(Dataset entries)
----
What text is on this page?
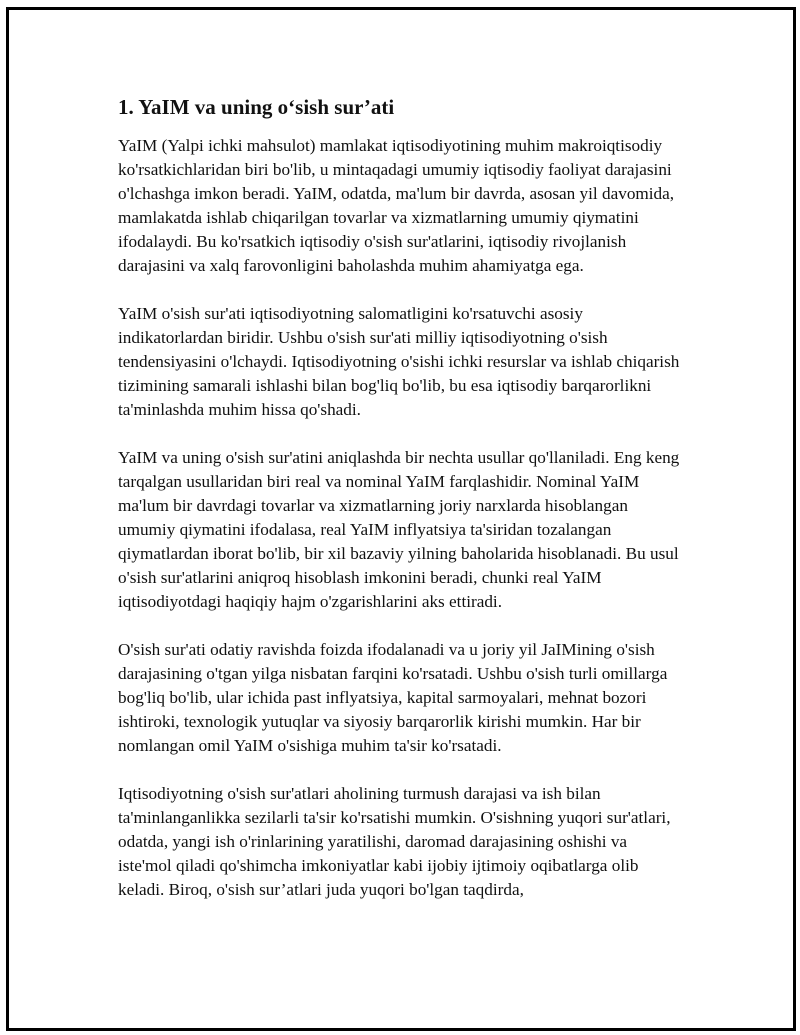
1. YaIM va uning o‘sish sur’ati

YaIM (Yalpi ichki mahsulot) mamlakat iqtisodiyotining muhim makroiqtisodiy ko'rsatkichlaridan biri bo'lib, u mintaqadagi umumiy iqtisodiy faoliyat darajasini o'lchashga imkon beradi. YaIM, odatda, ma'lum bir davrda, asosan yil davomida, mamlakatda ishlab chiqarilgan tovarlar va xizmatlarning umumiy qiymatini ifodalaydi. Bu ko'rsatkich iqtisodiy o'sish sur'atlarini, iqtisodiy rivojlanish darajasini va xalq farovonligini baholashda muhim ahamiyatga ega.

YaIM o'sish sur'ati iqtisodiyotning salomatligini ko'rsatuvchi asosiy indikatorlardan biridir. Ushbu o'sish sur'ati milliy iqtisodiyotning o'sish tendensiyasini o'lchaydi. Iqtisodiyotning o'sishi ichki resurslar va ishlab chiqarish tizimining samarali ishlashi bilan bog'liq bo'lib, bu esa iqtisodiy barqarorlikni ta'minlashda muhim hissa qo'shadi.

YaIM va uning o'sish sur'atini aniqlashda bir nechta usullar qo'llaniladi. Eng keng tarqalgan usullaridan biri real va nominal YaIM farqlashidir. Nominal YaIM ma'lum bir davrdagi tovarlar va xizmatlarning joriy narxlarda hisoblangan umumiy qiymatini ifodalasa, real YaIM inflyatsiya ta'siridan tozalangan qiymatlardan iborat bo'lib, bir xil bazaviy yilning baholarida hisoblanadi. Bu usul o'sish sur'atlarini aniqroq hisoblash imkonini beradi, chunki real YaIM iqtisodiyotdagi haqiqiy hajm o'zgarishlarini aks ettiradi.

O'sish sur'ati odatiy ravishda foizda ifodalanadi va u joriy yil JaIMining o'sish darajasining o'tgan yilga nisbatan farqini ko'rsatadi. Ushbu o'sish turli omillarga bog'liq bo'lib, ular ichida past inflyatsiya, kapital sarmoyalari, mehnat bozori ishtiroki, texnologik yutuqlar va siyosiy barqarorlik kirishi mumkin. Har bir nomlangan omil YaIM o'sishiga muhim ta'sir ko'rsatadi.

Iqtisodiyotning o'sish sur'atlari aholining turmush darajasi va ish bilan ta'minlanganlikka sezilarli ta'sir ko'rsatishi mumkin. O'sishning yuqori sur'atlari, odatda, yangi ish o'rinlarining yaratilishi, daromad darajasining oshishi va iste'mol qiladi qo'shimcha imkoniyatlar kabi ijobiy ijtimoiy oqibatlarga olib keladi. Biroq, o'sish sur’atlari juda yuqori bo'lgan taqdirda,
----
Copy out all the data exactly; skip the pictures.

What text is on this page?
1. YaIM va uning o‘sish sur’ati

YaIM (Yalpi ichki mahsulot) mamlakat iqtisodiyotining muhim makroiqtisodiy ko'rsatkichlaridan biri bo'lib, u mintaqadagi umumiy iqtisodiy faoliyat darajasini o'lchashga imkon beradi. YaIM, odatda, ma'lum bir davrda, asosan yil davomida, mamlakatda ishlab chiqarilgan tovarlar va xizmatlarning umumiy qiymatini ifodalaydi. Bu ko'rsatkich iqtisodiy o'sish sur'atlarini, iqtisodiy rivojlanish darajasini va xalq farovonligini baholashda muhim ahamiyatga ega.

YaIM o'sish sur'ati iqtisodiyotning salomatligini ko'rsatuvchi asosiy indikatorlardan biridir. Ushbu o'sish sur'ati milliy iqtisodiyotning o'sish tendensiyasini o'lchaydi. Iqtisodiyotning o'sishi ichki resurslar va ishlab chiqarish tizimining samarali ishlashi bilan bog'liq bo'lib, bu esa iqtisodiy barqarorlikni ta'minlashda muhim hissa qo'shadi.

YaIM va uning o'sish sur'atini aniqlashda bir nechta usullar qo'llaniladi. Eng keng tarqalgan usullaridan biri real va nominal YaIM farqlashidir. Nominal YaIM ma'lum bir davrdagi tovarlar va xizmatlarning joriy narxlarda hisoblangan umumiy qiymatini ifodalasa, real YaIM inflyatsiya ta'siridan tozalangan qiymatlardan iborat bo'lib, bir xil bazaviy yilning baholarida hisoblanadi. Bu usul o'sish sur'atlarini aniqroq hisoblash imkonini beradi, chunki real YaIM iqtisodiyotdagi haqiqiy hajm o'zgarishlarini aks ettiradi.

O'sish sur'ati odatiy ravishda foizda ifodalanadi va u joriy yil JaIMining o'sish darajasining o'tgan yilga nisbatan farqini ko'rsatadi. Ushbu o'sish turli omillarga bog'liq bo'lib, ular ichida past inflyatsiya, kapital sarmoyalari, mehnat bozori ishtiroki, texnologik yutuqlar va siyosiy barqarorlik kirishi mumkin. Har bir nomlangan omil YaIM o'sishiga muhim ta'sir ko'rsatadi.

Iqtisodiyotning o'sish sur'atlari aholining turmush darajasi va ish bilan ta'minlanganlikka sezilarli ta'sir ko'rsatishi mumkin. O'sishning yuqori sur'atlari, odatda, yangi ish o'rinlarining yaratilishi, daromad darajasining oshishi va iste'mol qiladi qo'shimcha imkoniyatlar kabi ijobiy ijtimoiy oqibatlarga olib keladi. Biroq, o'sish sur’atlari juda yuqori bo'lgan taqdirda,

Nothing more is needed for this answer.